*Aim*:
Every line of the material below should be repeated exactly.
start Records to process
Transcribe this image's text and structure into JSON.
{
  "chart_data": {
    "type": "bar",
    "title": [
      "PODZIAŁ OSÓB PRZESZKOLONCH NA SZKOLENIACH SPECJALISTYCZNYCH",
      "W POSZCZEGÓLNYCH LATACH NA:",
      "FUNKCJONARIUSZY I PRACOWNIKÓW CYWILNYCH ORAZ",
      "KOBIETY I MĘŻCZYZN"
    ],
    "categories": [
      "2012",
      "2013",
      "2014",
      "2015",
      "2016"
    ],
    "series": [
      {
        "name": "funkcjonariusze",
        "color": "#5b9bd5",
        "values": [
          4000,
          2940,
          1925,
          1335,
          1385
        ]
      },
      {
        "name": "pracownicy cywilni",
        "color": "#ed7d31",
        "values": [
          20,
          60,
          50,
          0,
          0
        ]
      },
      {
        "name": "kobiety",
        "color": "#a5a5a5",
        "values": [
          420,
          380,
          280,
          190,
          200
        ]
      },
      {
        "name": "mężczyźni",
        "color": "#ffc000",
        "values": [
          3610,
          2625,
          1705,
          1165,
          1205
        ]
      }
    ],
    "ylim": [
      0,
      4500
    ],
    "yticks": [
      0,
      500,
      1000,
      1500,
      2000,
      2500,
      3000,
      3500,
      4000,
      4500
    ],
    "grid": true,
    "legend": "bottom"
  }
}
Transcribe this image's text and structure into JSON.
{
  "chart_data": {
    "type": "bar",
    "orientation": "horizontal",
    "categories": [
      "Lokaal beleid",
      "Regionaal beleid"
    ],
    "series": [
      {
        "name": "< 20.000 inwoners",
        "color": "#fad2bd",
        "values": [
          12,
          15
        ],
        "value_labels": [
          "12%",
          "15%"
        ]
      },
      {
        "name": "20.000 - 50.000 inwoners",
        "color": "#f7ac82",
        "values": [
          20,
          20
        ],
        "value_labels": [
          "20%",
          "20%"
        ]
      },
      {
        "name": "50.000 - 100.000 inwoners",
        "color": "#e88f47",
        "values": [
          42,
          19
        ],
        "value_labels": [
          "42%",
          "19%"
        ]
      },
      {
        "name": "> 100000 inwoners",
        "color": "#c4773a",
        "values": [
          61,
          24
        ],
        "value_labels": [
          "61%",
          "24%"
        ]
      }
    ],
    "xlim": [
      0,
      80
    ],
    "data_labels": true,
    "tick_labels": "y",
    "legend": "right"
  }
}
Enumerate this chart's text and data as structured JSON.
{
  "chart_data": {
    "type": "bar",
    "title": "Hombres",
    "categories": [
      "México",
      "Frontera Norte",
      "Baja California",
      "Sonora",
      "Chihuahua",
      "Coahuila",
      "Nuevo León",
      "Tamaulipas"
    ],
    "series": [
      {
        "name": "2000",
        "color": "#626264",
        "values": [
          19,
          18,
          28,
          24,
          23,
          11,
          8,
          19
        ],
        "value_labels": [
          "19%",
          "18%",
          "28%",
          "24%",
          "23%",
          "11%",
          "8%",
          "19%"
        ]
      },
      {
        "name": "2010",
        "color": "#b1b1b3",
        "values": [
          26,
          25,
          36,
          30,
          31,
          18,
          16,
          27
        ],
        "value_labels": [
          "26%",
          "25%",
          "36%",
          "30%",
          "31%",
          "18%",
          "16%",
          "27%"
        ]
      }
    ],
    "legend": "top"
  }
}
end Records to process
*Reply*:
Transcribe this image's text and structure into JSON.
{
  "chart_data": {
    "type": "bar",
    "title": [
      "PODZIAŁ OSÓB PRZESZKOLONCH NA SZKOLENIACH SPECJALISTYCZNYCH",
      "W POSZCZEGÓLNYCH LATACH NA:",
      "FUNKCJONARIUSZY I PRACOWNIKÓW CYWILNYCH ORAZ",
      "KOBIETY I MĘŻCZYZN"
    ],
    "categories": [
      "2012",
      "2013",
      "2014",
      "2015",
      "2016"
    ],
    "series": [
      {
        "name": "funkcjonariusze",
        "color": "#5b9bd5",
        "values": [
          4000,
          2940,
          1925,
          1335,
          1385
        ]
      },
      {
        "name": "pracownicy cywilni",
        "color": "#ed7d31",
        "values": [
          20,
          60,
          50,
          0,
          0
        ]
      },
      {
        "name": "kobiety",
        "color": "#a5a5a5",
        "values": [
          420,
          380,
          280,
          190,
          200
        ]
      },
      {
        "name": "mężczyźni",
        "color": "#ffc000",
        "values": [
          3610,
          2625,
          1705,
          1165,
          1205
        ]
      }
    ],
    "ylim": [
      0,
      4500
    ],
    "yticks": [
      0,
      500,
      1000,
      1500,
      2000,
      2500,
      3000,
      3500,
      4000,
      4500
    ],
    "grid": true,
    "legend": "bottom"
  }
}
Transcribe this image's text and structure into JSON.
{
  "chart_data": {
    "type": "bar",
    "orientation": "horizontal",
    "categories": [
      "Lokaal beleid",
      "Regionaal beleid"
    ],
    "series": [
      {
        "name": "< 20.000 inwoners",
        "color": "#fad2bd",
        "values": [
          12,
          15
        ],
        "value_labels": [
          "12%",
          "15%"
        ]
      },
      {
        "name": "20.000 - 50.000 inwoners",
        "color": "#f7ac82",
        "values": [
          20,
          20
        ],
        "value_labels": [
          "20%",
          "20%"
        ]
      },
      {
        "name": "50.000 - 100.000 inwoners",
        "color": "#e88f47",
        "values": [
          42,
          19
        ],
        "value_labels": [
          "42%",
          "19%"
        ]
      },
      {
        "name": "> 100000 inwoners",
        "color": "#c4773a",
        "values": [
          61,
          24
        ],
        "value_labels": [
          "61%",
          "24%"
        ]
      }
    ],
    "xlim": [
      0,
      80
    ],
    "data_labels": true,
    "tick_labels": "y",
    "legend": "right"
  }
}
Enumerate this chart's text and data as structured JSON.
{
  "chart_data": {
    "type": "bar",
    "title": "Hombres",
    "categories": [
      "México",
      "Frontera Norte",
      "Baja California",
      "Sonora",
      "Chihuahua",
      "Coahuila",
      "Nuevo León",
      "Tamaulipas"
    ],
    "series": [
      {
        "name": "2000",
        "color": "#626264",
        "values": [
          19,
          18,
          28,
          24,
          23,
          11,
          8,
          19
        ],
        "value_labels": [
          "19%",
          "18%",
          "28%",
          "24%",
          "23%",
          "11%",
          "8%",
          "19%"
        ]
      },
      {
        "name": "2010",
        "color": "#b1b1b3",
        "values": [
          26,
          25,
          36,
          30,
          31,
          18,
          16,
          27
        ],
        "value_labels": [
          "26%",
          "25%",
          "36%",
          "30%",
          "31%",
          "18%",
          "16%",
          "27%"
        ]
      }
    ],
    "legend": "top"
  }
}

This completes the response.